_Exercise instructions_:
**A)** Answer these questions about the passage on closing cases, one answer per line:
(i) What returning symptom marks an endpoint in anorexia nervosa?
(ii) What time does the passage say should be in your job plan?
(iii) Which chapter and section does it point the reader to?
**B)** Please print the passage on closing cases word for word, between "Many of these" and "changed. We have!", inclusive.

1. Managing variation in Closing Cases
What makes it easier to close? Usually when the endpoint is clear such as:
- Symptoms resolve such as menstruation returns in anorexia nervosa or psychosis goes
- You are leaving and, as you won’t be there, families don’t want to start again
- Limited session models and the family have used up the sessions (but the work may not be done)
- When the family/young person have made the changes they wanted.
AND
- You have time to think
- Time to have proper reviews with families and networks
- Admin/liaison time in your job plan
- Multidisciplinary discussion and supervision.
Many of these factors are under our control - i.e. are due to artificial variation (how we do things, nothing to do with the families! See the Demand and Capacity Theory chapter in the 7 HELPFUL Habits section). How is it that we can close cases when we are leaving? The family’s problem hasn’t changed. We have!

(Stored items)
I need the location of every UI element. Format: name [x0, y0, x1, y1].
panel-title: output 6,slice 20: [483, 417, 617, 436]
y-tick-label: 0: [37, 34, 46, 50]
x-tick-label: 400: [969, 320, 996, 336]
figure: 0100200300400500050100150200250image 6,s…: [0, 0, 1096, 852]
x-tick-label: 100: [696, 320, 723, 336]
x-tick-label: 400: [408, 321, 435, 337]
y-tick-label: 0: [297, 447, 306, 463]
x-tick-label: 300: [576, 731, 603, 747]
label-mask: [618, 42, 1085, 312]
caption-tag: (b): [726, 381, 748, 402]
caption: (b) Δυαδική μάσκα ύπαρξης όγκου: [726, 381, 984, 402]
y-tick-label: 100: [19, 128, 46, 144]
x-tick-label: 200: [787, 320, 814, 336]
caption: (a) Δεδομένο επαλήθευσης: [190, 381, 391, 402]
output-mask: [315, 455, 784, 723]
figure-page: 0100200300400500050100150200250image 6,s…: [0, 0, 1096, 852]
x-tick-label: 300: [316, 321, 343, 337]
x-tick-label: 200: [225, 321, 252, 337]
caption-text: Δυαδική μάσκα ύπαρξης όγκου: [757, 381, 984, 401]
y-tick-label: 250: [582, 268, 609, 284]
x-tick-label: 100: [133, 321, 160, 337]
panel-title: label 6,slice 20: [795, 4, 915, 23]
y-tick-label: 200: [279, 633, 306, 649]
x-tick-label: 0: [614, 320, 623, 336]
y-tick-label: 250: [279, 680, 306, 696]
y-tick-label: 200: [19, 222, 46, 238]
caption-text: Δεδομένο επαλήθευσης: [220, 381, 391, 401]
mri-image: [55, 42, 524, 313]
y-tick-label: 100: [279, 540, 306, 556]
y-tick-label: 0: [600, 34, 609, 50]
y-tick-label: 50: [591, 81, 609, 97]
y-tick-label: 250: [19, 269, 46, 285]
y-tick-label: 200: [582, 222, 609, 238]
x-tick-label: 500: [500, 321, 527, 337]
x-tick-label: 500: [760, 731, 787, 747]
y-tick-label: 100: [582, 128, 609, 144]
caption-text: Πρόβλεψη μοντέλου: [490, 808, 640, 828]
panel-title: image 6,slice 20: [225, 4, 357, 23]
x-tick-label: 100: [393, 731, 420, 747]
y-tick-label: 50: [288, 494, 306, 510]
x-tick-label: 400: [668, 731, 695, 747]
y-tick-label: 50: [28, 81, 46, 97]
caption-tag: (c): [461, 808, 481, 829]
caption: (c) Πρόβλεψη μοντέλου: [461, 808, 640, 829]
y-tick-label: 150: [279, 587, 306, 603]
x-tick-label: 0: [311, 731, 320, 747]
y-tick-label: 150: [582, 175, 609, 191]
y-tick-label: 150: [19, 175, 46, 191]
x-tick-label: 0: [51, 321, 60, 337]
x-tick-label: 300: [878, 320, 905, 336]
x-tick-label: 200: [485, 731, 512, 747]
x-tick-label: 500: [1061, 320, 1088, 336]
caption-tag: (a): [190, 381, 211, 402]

_Answers given_:
**A)**
(i) Menstruation returns.
(ii) Admin/liaison time.
(iii) The Demand and Capacity Theory chapter in the 7 HELPFUL Habits section.

**B)**
Many of these factors are under our control - i.e. are due to artificial variation (how we do things, nothing to do with the families! See the Demand and Capacity Theory chapter in the 7 HELPFUL Habits section). How is it that we can close cases when we are leaving? The family’s problem hasn’t changed. We have!